■ Written request ■
Pick out each line below containing "heart".

## Start

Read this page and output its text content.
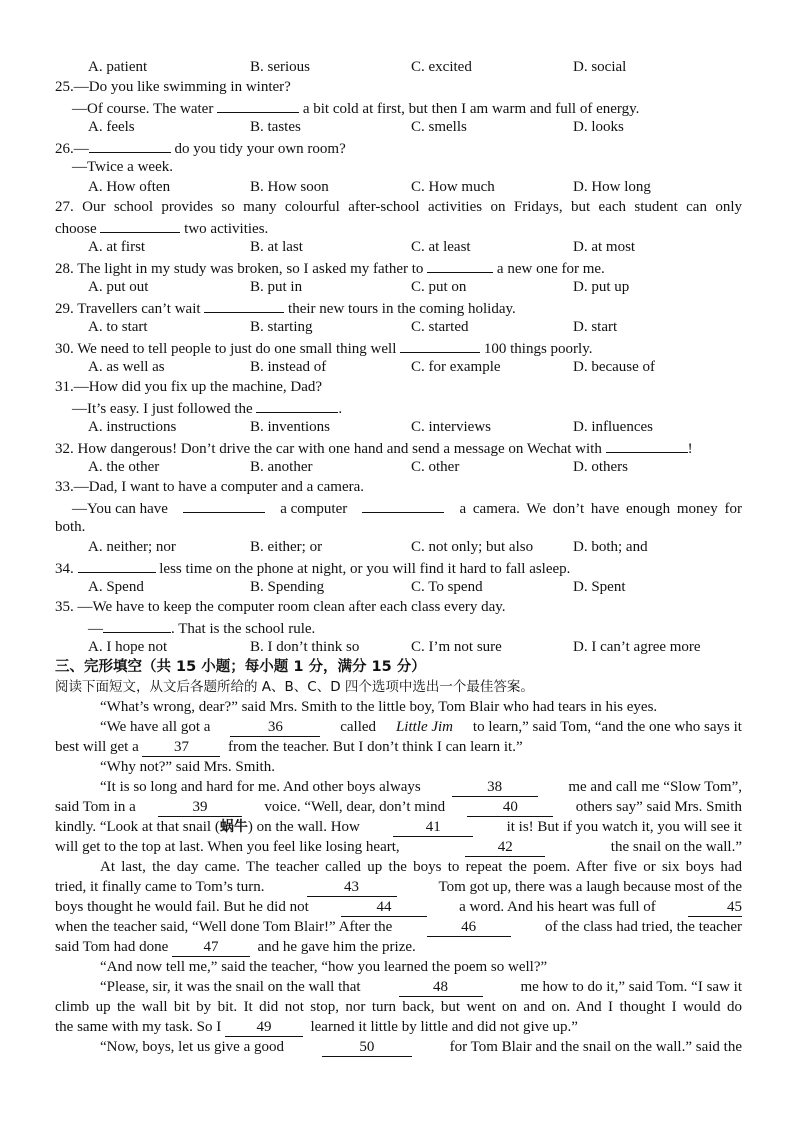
A. patient	B. serious	C. excited	D. social
25.—Do you like swimming in winter?
—Of course. The water	a bit cold at first, but then I am warm and full of energy.
A. feels	B. tastes	C. smells	D. looks
26.—	do you tidy your own room?
—Twice a week.
A. How often	B. How soon	C. How much	D. How long
27. Our school provides so many colourful after-school activities on Fridays, but each student can only
choose	two activities.
A. at first	B. at last	C. at least	D. at most
28. The light in my study was broken, so I asked my father to	a new one for me.
A. put out	B. put in	C. put on	D. put up
29. Travellers can’t wait	their new tours in the coming holiday.
A. to start	B. starting	C. started	D. start
30. We need to tell people to just do one small thing well	100 things poorly.
A. as well as	B. instead of	C. for example	D. because of
31.—How did you fix up the machine, Dad?
—It’s easy. I just followed the	.
A. instructions	B. inventions	C. interviews	D. influences
32. How dangerous! Don’t drive the car with one hand and send a message on Wechat with	!
A. the other	B. another	C. other	D. others
33.—Dad, I want to have a computer and a camera.
—You can have	a computer	a camera. We don’t have enough money for
both.
A. neither; nor	B. either; or	C. not only; but also	D. both; and
34.	less time on the phone at night, or you will find it hard to fall asleep.
A. Spend	B. Spending	C. To spend	D. Spent
35. —We have to keep the computer room clean after each class every day.
—	. That is the school rule.
A. I hope not	B. I don’t think so	C. I’m not sure	D. I can’t agree more
三、完形填空（共 15 小题；每小题 1 分，满分 15 分）
阅读下面短文，从文后各题所给的 A、B、C、D 四个选项中选出一个最佳答案。
“What’s wrong, dear?” said Mrs. Smith to the little boy, Tom Blair who had tears in his eyes.
“We have all got a	36	called Little Jim to learn,” said Tom, “and the one who says it
best will get a 37	from the teacher. But I don’t think I can learn it.”
“Why not?” said Mrs. Smith.
“It is so long and hard for me. And other boys always	38	me and call me “Slow Tom”,
said Tom in a	39	voice. “Well, dear, don’t mind	40	others say” said Mrs. Smith
kindly. “Look at that snail (蜗牛) on the wall. How	41	it is! But if you watch it, you will see it
will get to the top at last. When you feel like losing heart,	42	the snail on the wall.”
At last, the day came. The teacher called up the boys to repeat the poem. After five or six boys had
tried, it finally came to Tom’s turn.	43	Tom got up, there was a laugh because most of the
boys thought he would fail. But he did not	44	a word. And his heart was full of	45
when the teacher said, “Well done Tom Blair!” After the	46	of the class had tried, the teacher
said Tom had done 47	and he gave him the prize.
“And now tell me,” said the teacher, “how you learned the poem so well?”
“Please, sir, it was the snail on the wall that	48	me how to do it,” said Tom. “I saw it
climb up the wall bit by bit. It did not stop, nor turn back, but went on and on. And I thought I would do
the same with my task. So I 49	learned it little by little and did not give up.”
“Now, boys, let us give a good	50	for Tom Blair and the snail on the wall.” said the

## End

■ Solution to the problem ■
will get to the top at last. When you feel like losing heart,	42	the snail on the wall.”
boys thought he would fail. But he did not	44	a word. And his heart was full of	45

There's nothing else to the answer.